TO BE DONE
Copy each line where the word "Kaffeemaschinen" occurs.

RECORDS FOR THIS TASK
▬▬▬▬▬▬▬▬▬▬
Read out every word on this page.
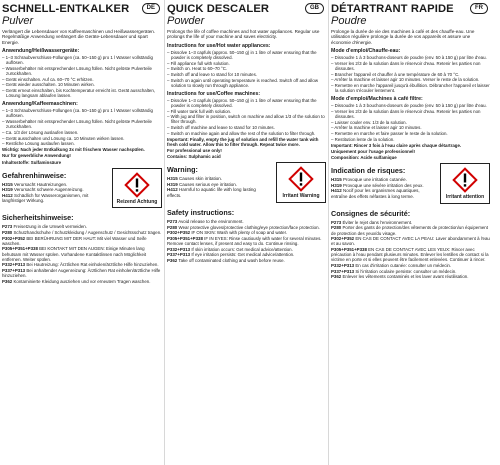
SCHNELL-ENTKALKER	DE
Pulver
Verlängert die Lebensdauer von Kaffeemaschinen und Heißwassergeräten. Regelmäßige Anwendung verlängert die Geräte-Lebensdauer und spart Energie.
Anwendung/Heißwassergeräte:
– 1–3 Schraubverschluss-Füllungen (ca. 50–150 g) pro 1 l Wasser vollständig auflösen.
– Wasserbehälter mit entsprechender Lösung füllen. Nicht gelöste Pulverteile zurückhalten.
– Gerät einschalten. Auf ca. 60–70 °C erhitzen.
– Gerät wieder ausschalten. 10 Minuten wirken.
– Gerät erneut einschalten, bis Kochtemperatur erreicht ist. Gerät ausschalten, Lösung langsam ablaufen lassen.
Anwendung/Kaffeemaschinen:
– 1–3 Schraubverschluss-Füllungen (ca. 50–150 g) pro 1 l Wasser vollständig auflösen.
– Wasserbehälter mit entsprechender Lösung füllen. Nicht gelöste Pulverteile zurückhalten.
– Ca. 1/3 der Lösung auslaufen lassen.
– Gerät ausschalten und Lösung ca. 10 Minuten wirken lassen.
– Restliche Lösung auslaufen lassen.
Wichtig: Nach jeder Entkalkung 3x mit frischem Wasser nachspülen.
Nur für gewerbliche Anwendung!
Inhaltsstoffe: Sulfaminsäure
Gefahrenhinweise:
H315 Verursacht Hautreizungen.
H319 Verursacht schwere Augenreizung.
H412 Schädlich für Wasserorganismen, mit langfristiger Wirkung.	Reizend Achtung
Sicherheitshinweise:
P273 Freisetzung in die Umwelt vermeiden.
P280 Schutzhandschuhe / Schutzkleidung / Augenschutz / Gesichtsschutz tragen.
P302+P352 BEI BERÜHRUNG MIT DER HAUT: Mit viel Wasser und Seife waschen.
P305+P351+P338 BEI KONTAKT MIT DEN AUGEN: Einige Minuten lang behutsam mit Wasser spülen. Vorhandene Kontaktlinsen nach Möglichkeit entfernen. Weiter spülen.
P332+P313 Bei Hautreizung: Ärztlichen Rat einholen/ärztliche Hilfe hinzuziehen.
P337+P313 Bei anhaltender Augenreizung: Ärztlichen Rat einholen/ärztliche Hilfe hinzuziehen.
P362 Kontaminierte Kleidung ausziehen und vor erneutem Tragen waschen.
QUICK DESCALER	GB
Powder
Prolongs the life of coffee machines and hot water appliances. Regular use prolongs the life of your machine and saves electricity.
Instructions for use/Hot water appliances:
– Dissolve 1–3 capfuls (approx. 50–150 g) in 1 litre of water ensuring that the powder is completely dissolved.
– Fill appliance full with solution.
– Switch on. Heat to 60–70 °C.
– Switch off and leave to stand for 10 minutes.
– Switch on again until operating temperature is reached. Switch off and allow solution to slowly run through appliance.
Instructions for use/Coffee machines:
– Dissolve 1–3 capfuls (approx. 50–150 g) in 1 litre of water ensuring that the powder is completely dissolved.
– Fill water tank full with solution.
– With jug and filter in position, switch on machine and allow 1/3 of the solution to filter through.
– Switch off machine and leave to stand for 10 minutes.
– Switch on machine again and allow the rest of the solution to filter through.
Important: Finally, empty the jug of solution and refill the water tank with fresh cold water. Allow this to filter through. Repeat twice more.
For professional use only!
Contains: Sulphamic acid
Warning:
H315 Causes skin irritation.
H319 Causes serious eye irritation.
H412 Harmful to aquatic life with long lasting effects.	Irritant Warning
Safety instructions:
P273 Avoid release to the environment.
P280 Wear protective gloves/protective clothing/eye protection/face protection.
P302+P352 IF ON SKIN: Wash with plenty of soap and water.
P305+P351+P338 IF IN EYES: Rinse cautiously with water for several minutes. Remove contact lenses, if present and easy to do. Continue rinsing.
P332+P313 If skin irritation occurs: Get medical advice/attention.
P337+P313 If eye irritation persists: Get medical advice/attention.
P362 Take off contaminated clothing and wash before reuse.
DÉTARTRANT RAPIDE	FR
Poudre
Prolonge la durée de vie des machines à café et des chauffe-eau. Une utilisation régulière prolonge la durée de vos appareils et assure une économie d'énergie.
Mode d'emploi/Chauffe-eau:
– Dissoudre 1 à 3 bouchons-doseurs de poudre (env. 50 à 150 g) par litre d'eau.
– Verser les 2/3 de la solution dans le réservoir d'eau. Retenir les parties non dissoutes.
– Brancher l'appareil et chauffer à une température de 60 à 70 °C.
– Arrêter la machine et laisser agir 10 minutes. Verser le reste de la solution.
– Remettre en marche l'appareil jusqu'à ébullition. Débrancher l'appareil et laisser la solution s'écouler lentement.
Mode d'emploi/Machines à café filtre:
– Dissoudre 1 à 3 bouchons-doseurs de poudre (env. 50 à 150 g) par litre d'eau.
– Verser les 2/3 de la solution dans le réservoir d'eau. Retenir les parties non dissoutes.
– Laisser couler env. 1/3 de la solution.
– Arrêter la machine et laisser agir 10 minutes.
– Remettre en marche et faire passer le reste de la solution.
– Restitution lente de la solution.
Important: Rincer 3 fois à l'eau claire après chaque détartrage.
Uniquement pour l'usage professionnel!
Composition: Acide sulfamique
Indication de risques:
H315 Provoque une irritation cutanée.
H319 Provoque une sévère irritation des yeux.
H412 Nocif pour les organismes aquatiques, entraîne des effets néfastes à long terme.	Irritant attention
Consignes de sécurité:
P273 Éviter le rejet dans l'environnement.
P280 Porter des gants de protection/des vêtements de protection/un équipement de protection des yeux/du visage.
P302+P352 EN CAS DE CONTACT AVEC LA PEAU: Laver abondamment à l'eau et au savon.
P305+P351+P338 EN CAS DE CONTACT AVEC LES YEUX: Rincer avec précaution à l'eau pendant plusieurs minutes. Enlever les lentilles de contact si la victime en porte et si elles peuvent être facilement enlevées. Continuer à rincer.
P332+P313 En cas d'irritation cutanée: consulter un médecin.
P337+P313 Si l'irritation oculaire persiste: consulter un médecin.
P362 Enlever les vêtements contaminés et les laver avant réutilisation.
▬▬▬▬▬▬▬▬▬▬
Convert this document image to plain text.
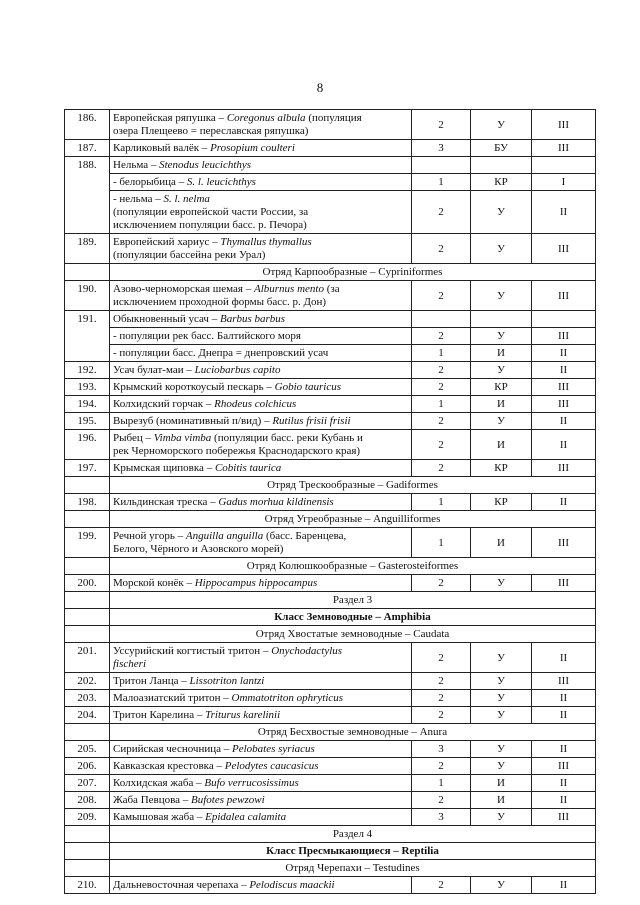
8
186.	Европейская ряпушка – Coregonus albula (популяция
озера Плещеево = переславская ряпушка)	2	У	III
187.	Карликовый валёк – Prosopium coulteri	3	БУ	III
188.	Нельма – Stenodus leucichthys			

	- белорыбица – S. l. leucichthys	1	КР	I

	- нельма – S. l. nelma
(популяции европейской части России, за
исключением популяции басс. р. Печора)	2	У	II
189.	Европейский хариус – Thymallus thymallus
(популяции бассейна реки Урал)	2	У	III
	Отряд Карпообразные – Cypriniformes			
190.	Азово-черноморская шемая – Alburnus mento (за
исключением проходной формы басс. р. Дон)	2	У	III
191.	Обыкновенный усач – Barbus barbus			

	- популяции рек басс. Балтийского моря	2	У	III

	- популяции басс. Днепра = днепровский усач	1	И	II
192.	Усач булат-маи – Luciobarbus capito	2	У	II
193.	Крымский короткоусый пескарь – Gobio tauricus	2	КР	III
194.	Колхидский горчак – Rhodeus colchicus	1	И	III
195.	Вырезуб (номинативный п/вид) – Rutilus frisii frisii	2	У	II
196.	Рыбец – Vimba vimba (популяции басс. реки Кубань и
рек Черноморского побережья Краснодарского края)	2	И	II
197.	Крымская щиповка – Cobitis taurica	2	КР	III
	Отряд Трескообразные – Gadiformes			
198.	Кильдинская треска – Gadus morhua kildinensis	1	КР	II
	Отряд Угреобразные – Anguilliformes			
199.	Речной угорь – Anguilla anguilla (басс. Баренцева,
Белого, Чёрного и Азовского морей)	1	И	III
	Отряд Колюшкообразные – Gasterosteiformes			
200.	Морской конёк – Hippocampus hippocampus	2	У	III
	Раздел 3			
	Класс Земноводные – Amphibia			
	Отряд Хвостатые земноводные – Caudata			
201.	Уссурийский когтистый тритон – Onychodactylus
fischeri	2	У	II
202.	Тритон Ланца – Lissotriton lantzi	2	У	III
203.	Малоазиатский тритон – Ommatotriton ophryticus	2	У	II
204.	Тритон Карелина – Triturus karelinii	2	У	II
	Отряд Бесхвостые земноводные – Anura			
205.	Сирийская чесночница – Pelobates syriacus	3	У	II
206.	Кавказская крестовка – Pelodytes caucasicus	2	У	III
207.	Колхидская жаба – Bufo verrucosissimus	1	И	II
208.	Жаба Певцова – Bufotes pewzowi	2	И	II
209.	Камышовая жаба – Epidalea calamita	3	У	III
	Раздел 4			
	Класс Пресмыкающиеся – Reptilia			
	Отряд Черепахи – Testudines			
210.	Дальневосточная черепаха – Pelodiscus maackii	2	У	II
▬▬▬▬▬▬▬▬▬▬
ANSWER TO THE TASK
Verlängert die Lebensdauer von Kaffeemaschinen und Heißwassergeräten. Regelmäßige Anwendung verlängert die Geräte-Lebensdauer und spart Energie.
Anwendung/Kaffeemaschinen:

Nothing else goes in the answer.